§ **PROBLEM**
Give the lines from the one with "day-line-ss: Sunset: 9:13" to the one with "weekday-header-row: Sunday Monday" as a numbered list, leaving out any blank lines.

§ **Part of a data file**

────

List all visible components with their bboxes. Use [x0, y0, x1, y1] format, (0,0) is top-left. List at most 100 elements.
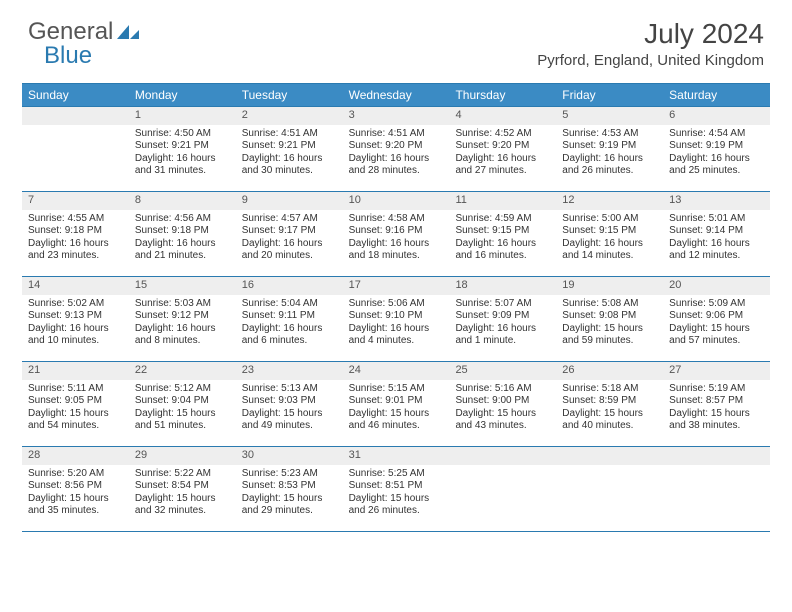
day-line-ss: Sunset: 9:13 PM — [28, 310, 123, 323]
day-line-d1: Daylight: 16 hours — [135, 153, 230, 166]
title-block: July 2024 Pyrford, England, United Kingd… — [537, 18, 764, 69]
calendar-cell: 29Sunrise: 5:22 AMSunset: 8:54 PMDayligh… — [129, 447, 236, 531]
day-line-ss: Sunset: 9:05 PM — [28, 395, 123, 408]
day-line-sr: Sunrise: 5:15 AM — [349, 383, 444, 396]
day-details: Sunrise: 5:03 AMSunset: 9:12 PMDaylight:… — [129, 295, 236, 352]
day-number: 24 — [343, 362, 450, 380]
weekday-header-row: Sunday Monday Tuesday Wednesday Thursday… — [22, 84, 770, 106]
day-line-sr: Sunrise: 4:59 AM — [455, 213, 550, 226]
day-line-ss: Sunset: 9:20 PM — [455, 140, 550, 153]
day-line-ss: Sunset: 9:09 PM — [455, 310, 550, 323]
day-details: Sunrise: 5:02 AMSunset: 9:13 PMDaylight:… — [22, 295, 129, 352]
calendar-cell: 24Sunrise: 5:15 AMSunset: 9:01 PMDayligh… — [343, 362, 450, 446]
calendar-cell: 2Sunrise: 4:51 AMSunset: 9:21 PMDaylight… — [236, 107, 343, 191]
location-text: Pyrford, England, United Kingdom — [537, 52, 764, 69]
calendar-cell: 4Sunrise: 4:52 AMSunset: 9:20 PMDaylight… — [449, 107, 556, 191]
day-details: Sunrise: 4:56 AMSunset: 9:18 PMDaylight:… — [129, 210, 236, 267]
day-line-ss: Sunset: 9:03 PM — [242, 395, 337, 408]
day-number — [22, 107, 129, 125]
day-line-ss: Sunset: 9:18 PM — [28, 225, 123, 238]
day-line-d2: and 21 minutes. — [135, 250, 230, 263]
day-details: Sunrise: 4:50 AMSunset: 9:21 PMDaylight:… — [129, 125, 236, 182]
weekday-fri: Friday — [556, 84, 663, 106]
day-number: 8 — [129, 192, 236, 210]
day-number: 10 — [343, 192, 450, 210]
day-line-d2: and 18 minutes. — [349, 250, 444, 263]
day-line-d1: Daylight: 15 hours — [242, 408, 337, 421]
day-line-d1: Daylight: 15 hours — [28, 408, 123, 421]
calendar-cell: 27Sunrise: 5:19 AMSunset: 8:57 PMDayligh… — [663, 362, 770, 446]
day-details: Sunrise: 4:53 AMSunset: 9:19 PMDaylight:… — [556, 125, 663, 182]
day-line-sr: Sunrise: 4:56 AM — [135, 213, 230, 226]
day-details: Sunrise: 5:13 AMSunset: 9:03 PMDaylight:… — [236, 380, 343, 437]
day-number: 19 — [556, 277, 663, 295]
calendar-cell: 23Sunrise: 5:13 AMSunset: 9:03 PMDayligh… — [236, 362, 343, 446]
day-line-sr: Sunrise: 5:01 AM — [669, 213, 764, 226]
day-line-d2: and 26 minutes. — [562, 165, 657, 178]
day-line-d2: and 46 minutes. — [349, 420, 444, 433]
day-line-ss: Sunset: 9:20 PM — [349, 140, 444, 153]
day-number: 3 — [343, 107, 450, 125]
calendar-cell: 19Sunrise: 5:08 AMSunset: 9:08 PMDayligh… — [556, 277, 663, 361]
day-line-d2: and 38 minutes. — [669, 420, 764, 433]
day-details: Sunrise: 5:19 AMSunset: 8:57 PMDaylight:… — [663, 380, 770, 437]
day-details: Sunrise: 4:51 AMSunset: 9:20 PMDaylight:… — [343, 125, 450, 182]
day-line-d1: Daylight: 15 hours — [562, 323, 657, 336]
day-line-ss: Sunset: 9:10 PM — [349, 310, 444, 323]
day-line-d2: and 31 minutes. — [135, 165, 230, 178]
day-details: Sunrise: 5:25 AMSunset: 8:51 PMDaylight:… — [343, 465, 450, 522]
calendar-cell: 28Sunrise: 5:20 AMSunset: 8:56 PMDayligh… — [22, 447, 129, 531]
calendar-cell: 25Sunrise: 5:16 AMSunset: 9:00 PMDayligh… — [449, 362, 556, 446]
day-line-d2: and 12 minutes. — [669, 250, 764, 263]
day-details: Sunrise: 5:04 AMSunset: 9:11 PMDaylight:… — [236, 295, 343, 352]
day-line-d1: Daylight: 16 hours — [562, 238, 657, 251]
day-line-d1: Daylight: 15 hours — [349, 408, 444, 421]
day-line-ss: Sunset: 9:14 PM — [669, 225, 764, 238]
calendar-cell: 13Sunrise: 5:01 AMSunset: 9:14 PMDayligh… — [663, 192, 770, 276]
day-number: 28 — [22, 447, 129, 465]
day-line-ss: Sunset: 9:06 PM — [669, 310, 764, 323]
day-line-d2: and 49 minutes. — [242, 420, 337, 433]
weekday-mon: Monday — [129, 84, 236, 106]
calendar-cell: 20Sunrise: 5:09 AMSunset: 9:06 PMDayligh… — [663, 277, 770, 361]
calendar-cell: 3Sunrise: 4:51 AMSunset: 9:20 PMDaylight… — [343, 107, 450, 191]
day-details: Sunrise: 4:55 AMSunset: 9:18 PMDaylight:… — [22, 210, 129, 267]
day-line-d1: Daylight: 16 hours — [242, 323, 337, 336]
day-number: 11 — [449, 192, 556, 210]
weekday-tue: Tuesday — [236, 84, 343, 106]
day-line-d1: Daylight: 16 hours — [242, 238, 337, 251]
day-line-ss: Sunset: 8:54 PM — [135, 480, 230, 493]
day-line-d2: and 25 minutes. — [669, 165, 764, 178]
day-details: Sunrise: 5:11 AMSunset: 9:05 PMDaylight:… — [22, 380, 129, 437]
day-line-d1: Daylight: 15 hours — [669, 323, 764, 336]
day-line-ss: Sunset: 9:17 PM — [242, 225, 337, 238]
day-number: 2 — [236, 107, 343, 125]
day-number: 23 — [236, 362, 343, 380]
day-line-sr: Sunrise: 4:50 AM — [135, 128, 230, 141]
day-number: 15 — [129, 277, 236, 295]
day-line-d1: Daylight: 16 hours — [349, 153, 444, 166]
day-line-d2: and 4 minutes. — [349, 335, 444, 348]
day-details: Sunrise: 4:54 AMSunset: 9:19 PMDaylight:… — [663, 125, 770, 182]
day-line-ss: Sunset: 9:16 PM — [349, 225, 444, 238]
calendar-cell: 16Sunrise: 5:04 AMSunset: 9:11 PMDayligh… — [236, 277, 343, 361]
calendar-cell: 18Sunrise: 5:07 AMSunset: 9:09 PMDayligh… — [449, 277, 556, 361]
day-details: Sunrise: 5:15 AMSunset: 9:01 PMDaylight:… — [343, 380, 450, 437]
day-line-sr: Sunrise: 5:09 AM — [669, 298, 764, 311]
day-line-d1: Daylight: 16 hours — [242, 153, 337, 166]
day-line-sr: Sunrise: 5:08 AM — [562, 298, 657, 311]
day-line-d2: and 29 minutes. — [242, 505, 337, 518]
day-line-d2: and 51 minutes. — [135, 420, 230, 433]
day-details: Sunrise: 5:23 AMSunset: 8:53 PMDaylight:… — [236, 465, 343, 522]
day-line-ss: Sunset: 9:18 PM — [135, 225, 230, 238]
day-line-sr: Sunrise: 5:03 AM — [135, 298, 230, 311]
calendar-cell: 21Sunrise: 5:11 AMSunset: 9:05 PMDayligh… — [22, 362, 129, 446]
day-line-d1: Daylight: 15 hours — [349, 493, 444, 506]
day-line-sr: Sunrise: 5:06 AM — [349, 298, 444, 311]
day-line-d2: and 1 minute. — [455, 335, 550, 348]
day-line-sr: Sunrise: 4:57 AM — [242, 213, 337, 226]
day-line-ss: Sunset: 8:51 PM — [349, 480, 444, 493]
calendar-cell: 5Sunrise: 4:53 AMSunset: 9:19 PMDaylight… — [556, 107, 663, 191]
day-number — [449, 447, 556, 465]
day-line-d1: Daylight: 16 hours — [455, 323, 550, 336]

────

§ **SOLUTION FOR THIS PROBLEM**
1. day-line-ss: Sunset: 9:13 PM — [28, 310, 123, 323]
2. day-line-d1: Daylight: 16 hours — [135, 153, 230, 166]
3. title-block: July 2024 Pyrford, England, United Kingd… — [537, 18, 764, 69]
4. calendar-cell: 29Sunrise: 5:22 AMSunset: 8:54 PMDayligh… — [129, 447, 236, 531]
5. day-line-ss: Sunset: 9:05 PM — [28, 395, 123, 408]
6. day-line-sr: Sunrise: 5:15 AM — [349, 383, 444, 396]
7. day-details: Sunrise: 5:03 AMSunset: 9:12 PMDaylight:… — [129, 295, 236, 352]
8. day-number: 24 — [343, 362, 450, 380]
9. weekday-header-row: Sunday Monday Tuesday Wednesday Thursday… — [22, 84, 770, 106]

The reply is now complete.